#### Your task:
Read the column below on dogs left in hot cars and decide whether each statement agrees with it: 1. Opening the windows a few inches keeps the inside of a car much cooler. 2. During the writer's own test, the temperature inside the car reached 140 degrees in 30 minutes. 3. Pablo was in the dog crate when people gathered around the writer's car. Answer yes or no for each, quoting the words of the column that decide it.
:: Text to read
Pet Tales: As summer days heat up, keep eye on dogs in cars



The dog days of summer can be hard on dogs, especially if you leave them in a hot car or a hot yard where they don't have access to shade or fresh water. Dogs can't sweat like people can, so they are more prone to heatstroke than we are.

What will it cost you to get veterinary treatment for a dog with heatstroke? The average is $1,168, according to Petplan pet insurance's claims data. The company's news release says some vet bills can be $4,300 or higher.

Every year, dogs and young children die when left too long in cars. So here's my annual column telling everyone: Don't do that!

When the outside temperature is 71 degrees, the temperature inside a car rockets to more than 116 degrees after an hour in the sun, according to a study done by Stanford University researchers. "Cracking" the windows open a few inches makes virtually no difference, they said.

I did an unscientific test of that research on a much hotter day, and the temperature inside my car climbed to 140 degrees in 30 minutes.

I recently raised the issue on my Facebook page and sparked a very passionate debate. Many people said they would call the police if they saw a dog in a car on a hot day. A few said they would break the window to get the dog out. A few said "don't mess with my dogs" when they're in the car.

One guy said he would break the window, remove the dog "and that owner would never see that dog again." That's theft, that's a crime, and I don't condone dog thefts under any circumstances. If you feel that strongly, call 911 and see if the local police would charge the dog owner with animal cruelty. I hasten to add that this guy is no friend of mine. I saw his post on someone's else page, where a lot of people liked his comment.

I once saw a group of people standing around a car, discussing who had a tire iron or hammer to break into the car. In the back seat was a plastic dog crate. They thought a dog needed to be rescued from the crate and the car.

I joined the discussion because it was my car. I was so happy I got there before they broke the window because Pablo, our cocker spaniel, wasn't in the crate. I also pointed out that it was late March, the sky was gray and temperatures were in the low 50s -- neither too hot nor too cold to leave a dog in a car for a brief period of time.

One lady was completely unapologetic, suggesting it is always cruel to put a dog "in a cage" in the back seat of a car. She didn't buy my explanation that it's dangerous to ride with "loose" dogs in a car. They can be killed in an accident. They can be killed by air bags that open up even in low-speed fender benders.

Here's where the Facebook discussion became passionate to the point of nastiness: The owner of a search and rescue dog pointed out that working dogs, including police K-9 dogs, spend many hours in cars on a regular basis. They are driven to training classes and to actual searches. Sometimes those dogs are left in cars while their handlers are eating. Those handlers take a lot of precautions and have some tips.
::::
:: Supplied information
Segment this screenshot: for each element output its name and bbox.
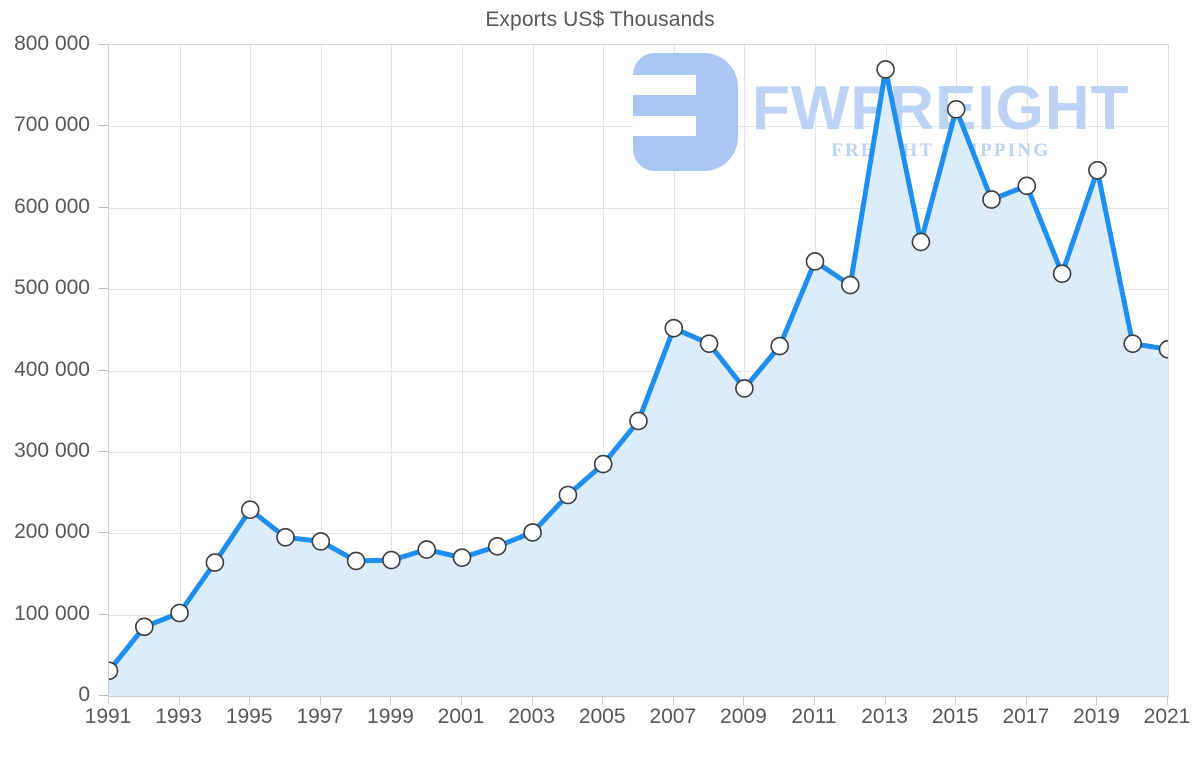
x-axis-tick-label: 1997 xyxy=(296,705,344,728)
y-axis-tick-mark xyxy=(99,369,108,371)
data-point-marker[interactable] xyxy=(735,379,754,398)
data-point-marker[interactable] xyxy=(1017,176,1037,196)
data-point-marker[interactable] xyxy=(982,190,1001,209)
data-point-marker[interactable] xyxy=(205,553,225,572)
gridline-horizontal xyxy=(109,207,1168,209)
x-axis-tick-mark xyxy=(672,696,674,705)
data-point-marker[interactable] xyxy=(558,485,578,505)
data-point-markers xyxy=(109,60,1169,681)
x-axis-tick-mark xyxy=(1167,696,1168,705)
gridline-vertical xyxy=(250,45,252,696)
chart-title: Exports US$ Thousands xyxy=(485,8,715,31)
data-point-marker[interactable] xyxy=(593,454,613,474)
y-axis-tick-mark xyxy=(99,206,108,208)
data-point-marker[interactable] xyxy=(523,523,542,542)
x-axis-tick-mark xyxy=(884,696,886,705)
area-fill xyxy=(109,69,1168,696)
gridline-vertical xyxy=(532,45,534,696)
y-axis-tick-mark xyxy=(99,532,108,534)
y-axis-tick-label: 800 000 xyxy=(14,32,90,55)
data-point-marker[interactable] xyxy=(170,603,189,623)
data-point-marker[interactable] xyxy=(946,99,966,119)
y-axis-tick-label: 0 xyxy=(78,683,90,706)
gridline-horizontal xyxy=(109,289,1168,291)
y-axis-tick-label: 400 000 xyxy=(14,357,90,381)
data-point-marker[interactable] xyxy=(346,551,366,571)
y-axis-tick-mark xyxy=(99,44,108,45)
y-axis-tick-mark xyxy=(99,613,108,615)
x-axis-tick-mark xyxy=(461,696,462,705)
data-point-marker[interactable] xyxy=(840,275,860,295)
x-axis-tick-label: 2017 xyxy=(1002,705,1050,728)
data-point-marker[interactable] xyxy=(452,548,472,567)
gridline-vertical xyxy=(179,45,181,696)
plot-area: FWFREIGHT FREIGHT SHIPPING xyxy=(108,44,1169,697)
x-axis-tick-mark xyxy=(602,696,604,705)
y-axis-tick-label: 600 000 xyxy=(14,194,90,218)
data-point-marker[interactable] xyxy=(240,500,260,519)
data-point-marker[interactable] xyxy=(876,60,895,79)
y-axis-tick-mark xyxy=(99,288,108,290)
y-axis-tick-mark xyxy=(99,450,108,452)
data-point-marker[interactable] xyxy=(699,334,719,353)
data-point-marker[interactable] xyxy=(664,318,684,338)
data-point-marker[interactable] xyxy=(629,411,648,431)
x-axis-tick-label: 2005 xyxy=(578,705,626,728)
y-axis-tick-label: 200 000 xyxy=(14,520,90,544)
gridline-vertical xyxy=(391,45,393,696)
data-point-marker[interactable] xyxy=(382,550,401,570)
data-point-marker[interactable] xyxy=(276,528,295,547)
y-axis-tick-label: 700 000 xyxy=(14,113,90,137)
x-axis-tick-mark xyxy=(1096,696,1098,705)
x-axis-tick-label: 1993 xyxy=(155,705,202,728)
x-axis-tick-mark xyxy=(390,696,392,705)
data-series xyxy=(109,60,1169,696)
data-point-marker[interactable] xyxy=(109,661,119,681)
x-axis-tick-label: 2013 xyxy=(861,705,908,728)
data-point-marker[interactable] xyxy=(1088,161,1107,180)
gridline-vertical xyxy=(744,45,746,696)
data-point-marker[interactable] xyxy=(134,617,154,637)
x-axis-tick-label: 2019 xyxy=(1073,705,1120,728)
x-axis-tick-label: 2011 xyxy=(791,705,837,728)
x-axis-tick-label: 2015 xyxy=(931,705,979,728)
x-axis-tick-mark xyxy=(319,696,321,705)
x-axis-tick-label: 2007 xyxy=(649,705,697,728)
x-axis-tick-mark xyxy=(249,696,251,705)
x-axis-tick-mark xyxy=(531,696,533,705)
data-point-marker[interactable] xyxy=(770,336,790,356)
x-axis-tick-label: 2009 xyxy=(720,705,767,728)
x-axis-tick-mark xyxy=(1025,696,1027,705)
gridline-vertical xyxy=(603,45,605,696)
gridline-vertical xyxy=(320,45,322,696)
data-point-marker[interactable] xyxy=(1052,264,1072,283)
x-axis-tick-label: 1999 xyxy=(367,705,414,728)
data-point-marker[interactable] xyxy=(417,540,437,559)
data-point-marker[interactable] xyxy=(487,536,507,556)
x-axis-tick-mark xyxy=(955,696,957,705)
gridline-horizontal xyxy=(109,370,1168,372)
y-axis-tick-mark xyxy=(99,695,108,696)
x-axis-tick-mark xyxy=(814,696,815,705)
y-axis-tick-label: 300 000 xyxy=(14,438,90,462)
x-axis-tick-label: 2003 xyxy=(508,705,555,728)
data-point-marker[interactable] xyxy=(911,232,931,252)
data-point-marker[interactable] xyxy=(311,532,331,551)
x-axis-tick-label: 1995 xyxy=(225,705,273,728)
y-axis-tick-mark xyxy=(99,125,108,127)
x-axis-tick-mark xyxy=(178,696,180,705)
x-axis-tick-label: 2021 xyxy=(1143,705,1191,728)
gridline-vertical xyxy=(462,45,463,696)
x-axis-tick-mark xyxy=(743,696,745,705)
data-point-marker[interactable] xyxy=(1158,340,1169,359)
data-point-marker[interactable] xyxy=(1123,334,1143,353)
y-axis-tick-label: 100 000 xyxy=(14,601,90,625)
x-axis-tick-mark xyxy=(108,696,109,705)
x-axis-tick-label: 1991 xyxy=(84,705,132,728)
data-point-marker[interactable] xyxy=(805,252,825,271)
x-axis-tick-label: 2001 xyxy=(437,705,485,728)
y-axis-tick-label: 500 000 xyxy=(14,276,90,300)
::::
:: Supplied information
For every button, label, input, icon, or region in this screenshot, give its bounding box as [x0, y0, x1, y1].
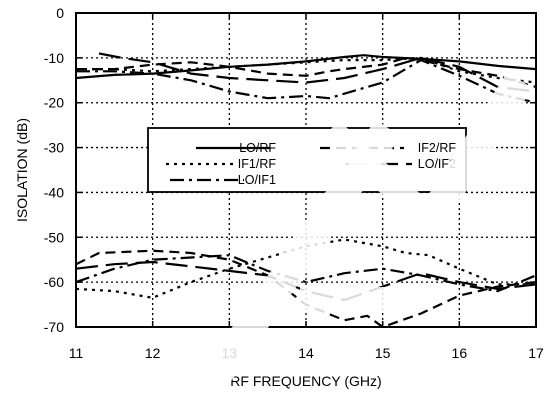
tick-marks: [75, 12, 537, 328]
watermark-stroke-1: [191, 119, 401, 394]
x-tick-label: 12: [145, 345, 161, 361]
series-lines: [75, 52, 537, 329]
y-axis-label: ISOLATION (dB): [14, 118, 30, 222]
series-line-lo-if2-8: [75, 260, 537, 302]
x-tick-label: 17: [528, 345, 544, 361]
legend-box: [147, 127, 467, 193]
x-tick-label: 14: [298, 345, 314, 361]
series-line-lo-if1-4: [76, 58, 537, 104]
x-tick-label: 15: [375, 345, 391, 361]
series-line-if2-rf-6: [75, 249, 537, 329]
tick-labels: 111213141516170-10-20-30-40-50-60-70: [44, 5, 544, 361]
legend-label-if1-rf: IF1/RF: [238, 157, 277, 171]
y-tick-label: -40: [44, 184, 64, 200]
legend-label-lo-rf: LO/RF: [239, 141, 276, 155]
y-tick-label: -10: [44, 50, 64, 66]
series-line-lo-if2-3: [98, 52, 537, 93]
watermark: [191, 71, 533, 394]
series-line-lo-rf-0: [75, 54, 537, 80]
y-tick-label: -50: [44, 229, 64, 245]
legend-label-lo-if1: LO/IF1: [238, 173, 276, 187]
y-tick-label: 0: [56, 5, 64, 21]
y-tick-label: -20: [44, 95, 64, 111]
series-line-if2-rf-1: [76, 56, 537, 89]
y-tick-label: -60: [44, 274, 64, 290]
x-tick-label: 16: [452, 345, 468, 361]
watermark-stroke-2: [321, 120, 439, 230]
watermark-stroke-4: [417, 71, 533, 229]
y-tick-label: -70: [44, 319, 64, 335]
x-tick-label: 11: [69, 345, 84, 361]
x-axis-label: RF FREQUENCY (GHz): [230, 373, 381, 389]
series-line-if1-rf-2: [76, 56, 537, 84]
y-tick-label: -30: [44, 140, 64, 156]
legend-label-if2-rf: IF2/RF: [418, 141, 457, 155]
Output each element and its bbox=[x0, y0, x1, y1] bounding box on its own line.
::::
#### Output of the task:
1. No: "makes virtually no difference"
2. Yes: "the temperature inside my car climbed to 140 degrees in 30 minutes"
3. No: "Pablo, our cocker spaniel, wasn't in the crate"